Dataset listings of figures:
⁂
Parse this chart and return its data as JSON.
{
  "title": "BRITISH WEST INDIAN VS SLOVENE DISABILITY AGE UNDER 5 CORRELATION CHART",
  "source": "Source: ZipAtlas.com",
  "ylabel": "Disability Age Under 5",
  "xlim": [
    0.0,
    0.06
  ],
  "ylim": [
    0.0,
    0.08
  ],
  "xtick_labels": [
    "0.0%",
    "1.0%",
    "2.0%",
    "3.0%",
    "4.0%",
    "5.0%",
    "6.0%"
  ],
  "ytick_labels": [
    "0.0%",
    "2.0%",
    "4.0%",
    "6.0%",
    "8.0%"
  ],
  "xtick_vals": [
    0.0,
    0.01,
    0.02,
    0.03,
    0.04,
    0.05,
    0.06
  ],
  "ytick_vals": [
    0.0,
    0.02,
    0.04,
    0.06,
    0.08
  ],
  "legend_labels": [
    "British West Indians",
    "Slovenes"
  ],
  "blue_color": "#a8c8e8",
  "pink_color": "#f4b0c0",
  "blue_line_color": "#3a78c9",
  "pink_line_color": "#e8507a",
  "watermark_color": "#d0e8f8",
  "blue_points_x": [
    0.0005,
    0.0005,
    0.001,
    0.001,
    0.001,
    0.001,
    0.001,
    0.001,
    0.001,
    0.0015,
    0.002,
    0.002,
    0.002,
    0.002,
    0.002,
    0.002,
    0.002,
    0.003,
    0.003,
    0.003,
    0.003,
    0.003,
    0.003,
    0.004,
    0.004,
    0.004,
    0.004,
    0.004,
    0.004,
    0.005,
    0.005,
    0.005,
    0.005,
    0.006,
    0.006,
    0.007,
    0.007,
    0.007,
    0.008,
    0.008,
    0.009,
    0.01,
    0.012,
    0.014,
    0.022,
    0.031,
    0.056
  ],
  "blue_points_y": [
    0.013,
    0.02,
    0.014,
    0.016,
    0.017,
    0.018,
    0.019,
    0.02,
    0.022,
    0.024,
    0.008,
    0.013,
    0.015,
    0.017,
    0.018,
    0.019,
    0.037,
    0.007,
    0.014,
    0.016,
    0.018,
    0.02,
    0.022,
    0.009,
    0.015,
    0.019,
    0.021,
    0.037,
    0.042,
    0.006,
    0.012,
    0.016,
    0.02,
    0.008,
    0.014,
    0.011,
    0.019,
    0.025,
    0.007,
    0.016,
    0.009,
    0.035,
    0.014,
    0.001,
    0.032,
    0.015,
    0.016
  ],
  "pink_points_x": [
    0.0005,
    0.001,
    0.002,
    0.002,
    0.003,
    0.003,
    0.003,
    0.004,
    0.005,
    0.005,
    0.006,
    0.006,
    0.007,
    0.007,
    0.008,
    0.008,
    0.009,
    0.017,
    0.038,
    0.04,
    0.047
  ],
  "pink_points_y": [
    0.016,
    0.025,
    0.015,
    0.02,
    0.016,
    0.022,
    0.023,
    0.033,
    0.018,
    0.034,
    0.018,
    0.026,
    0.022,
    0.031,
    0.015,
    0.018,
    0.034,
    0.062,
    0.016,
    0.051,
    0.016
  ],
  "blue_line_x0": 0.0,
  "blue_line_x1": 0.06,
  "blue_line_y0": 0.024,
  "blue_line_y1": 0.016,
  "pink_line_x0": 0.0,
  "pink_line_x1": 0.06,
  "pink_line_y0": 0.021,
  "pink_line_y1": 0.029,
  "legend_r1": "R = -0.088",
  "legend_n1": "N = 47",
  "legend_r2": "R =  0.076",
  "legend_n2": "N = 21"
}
⁂
■ WHAT IS EXPECTED
Print every entry exactly as written.

■ WRITTEN RESPONSE
Parse this chart and return its data as JSON.
{
  "title": "BRITISH WEST INDIAN VS SLOVENE DISABILITY AGE UNDER 5 CORRELATION CHART",
  "source": "Source: ZipAtlas.com",
  "ylabel": "Disability Age Under 5",
  "xlim": [
    0.0,
    0.06
  ],
  "ylim": [
    0.0,
    0.08
  ],
  "xtick_labels": [
    "0.0%",
    "1.0%",
    "2.0%",
    "3.0%",
    "4.0%",
    "5.0%",
    "6.0%"
  ],
  "ytick_labels": [
    "0.0%",
    "2.0%",
    "4.0%",
    "6.0%",
    "8.0%"
  ],
  "xtick_vals": [
    0.0,
    0.01,
    0.02,
    0.03,
    0.04,
    0.05,
    0.06
  ],
  "ytick_vals": [
    0.0,
    0.02,
    0.04,
    0.06,
    0.08
  ],
  "legend_labels": [
    "British West Indians",
    "Slovenes"
  ],
  "blue_color": "#a8c8e8",
  "pink_color": "#f4b0c0",
  "blue_line_color": "#3a78c9",
  "pink_line_color": "#e8507a",
  "watermark_color": "#d0e8f8",
  "blue_points_x": [
    0.0005,
    0.0005,
    0.001,
    0.001,
    0.001,
    0.001,
    0.001,
    0.001,
    0.001,
    0.0015,
    0.002,
    0.002,
    0.002,
    0.002,
    0.002,
    0.002,
    0.002,
    0.003,
    0.003,
    0.003,
    0.003,
    0.003,
    0.003,
    0.004,
    0.004,
    0.004,
    0.004,
    0.004,
    0.004,
    0.005,
    0.005,
    0.005,
    0.005,
    0.006,
    0.006,
    0.007,
    0.007,
    0.007,
    0.008,
    0.008,
    0.009,
    0.01,
    0.012,
    0.014,
    0.022,
    0.031,
    0.056
  ],
  "blue_points_y": [
    0.013,
    0.02,
    0.014,
    0.016,
    0.017,
    0.018,
    0.019,
    0.02,
    0.022,
    0.024,
    0.008,
    0.013,
    0.015,
    0.017,
    0.018,
    0.019,
    0.037,
    0.007,
    0.014,
    0.016,
    0.018,
    0.02,
    0.022,
    0.009,
    0.015,
    0.019,
    0.021,
    0.037,
    0.042,
    0.006,
    0.012,
    0.016,
    0.02,
    0.008,
    0.014,
    0.011,
    0.019,
    0.025,
    0.007,
    0.016,
    0.009,
    0.035,
    0.014,
    0.001,
    0.032,
    0.015,
    0.016
  ],
  "pink_points_x": [
    0.0005,
    0.001,
    0.002,
    0.002,
    0.003,
    0.003,
    0.003,
    0.004,
    0.005,
    0.005,
    0.006,
    0.006,
    0.007,
    0.007,
    0.008,
    0.008,
    0.009,
    0.017,
    0.038,
    0.04,
    0.047
  ],
  "pink_points_y": [
    0.016,
    0.025,
    0.015,
    0.02,
    0.016,
    0.022,
    0.023,
    0.033,
    0.018,
    0.034,
    0.018,
    0.026,
    0.022,
    0.031,
    0.015,
    0.018,
    0.034,
    0.062,
    0.016,
    0.051,
    0.016
  ],
  "blue_line_x0": 0.0,
  "blue_line_x1": 0.06,
  "blue_line_y0": 0.024,
  "blue_line_y1": 0.016,
  "pink_line_x0": 0.0,
  "pink_line_x1": 0.06,
  "pink_line_y0": 0.021,
  "pink_line_y1": 0.029,
  "legend_r1": "R = -0.088",
  "legend_n1": "N = 47",
  "legend_r2": "R =  0.076",
  "legend_n2": "N = 21"
}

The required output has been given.